>> Begin Information shown

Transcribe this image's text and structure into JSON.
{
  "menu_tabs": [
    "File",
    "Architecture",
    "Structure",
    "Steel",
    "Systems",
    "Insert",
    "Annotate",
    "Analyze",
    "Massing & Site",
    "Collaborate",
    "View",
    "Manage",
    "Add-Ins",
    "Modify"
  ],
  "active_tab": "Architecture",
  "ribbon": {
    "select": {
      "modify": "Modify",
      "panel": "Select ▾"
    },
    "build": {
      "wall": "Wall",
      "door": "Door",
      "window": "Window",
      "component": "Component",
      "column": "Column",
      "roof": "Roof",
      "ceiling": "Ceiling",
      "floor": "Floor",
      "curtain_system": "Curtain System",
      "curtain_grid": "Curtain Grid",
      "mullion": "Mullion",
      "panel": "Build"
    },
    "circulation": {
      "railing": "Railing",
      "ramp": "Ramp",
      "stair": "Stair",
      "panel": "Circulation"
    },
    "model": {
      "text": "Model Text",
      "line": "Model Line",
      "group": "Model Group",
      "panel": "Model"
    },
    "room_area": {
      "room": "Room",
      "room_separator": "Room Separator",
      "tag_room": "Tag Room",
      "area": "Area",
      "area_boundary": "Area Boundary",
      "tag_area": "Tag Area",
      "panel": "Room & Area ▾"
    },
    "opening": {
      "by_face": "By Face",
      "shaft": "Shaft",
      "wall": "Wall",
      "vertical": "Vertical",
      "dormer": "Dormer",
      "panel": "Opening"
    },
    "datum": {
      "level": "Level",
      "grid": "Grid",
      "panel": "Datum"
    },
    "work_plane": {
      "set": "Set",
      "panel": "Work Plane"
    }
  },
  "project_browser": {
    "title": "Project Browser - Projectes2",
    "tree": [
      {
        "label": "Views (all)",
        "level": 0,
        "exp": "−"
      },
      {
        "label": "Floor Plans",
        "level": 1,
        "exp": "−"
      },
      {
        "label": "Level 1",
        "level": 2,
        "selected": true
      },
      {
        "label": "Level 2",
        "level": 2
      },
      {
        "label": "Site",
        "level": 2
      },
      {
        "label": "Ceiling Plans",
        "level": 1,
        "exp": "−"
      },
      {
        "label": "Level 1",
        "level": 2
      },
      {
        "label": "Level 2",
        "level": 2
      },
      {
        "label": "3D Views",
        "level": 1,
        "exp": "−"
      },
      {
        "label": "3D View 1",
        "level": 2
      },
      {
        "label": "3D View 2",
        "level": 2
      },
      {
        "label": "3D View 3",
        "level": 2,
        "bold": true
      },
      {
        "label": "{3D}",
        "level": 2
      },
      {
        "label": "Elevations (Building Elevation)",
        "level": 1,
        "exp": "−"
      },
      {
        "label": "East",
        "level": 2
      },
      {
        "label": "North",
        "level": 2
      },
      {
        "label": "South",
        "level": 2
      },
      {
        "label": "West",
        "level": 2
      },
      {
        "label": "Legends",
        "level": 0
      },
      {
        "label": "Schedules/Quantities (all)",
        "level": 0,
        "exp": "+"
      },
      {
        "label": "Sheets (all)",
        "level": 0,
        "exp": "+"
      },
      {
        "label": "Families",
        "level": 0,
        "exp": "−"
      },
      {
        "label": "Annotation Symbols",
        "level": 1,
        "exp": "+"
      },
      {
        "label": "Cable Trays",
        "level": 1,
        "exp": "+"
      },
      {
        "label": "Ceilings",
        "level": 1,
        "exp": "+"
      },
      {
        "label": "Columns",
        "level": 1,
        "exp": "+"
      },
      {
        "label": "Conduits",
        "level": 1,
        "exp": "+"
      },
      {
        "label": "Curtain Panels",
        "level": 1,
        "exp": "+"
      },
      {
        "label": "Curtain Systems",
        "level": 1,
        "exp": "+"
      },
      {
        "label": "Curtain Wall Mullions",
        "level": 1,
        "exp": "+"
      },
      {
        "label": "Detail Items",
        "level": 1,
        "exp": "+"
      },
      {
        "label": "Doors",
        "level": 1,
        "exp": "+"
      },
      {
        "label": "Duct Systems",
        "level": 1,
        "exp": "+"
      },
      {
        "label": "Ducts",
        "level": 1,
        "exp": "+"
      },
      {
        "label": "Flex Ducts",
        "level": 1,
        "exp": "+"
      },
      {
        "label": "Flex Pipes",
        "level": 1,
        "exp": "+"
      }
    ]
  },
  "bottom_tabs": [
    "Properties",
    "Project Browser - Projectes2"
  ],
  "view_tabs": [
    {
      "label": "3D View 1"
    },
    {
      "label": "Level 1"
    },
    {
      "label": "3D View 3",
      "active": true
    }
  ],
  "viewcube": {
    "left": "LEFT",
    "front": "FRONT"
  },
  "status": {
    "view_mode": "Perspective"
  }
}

>> End Information shown

- **Set exercise**
Filter the listing above by the word "Systems"; copy each line that passes.

- **Output for this exercise**
    "Systems",
        "label": "Curtain Systems",
        "label": "Duct Systems",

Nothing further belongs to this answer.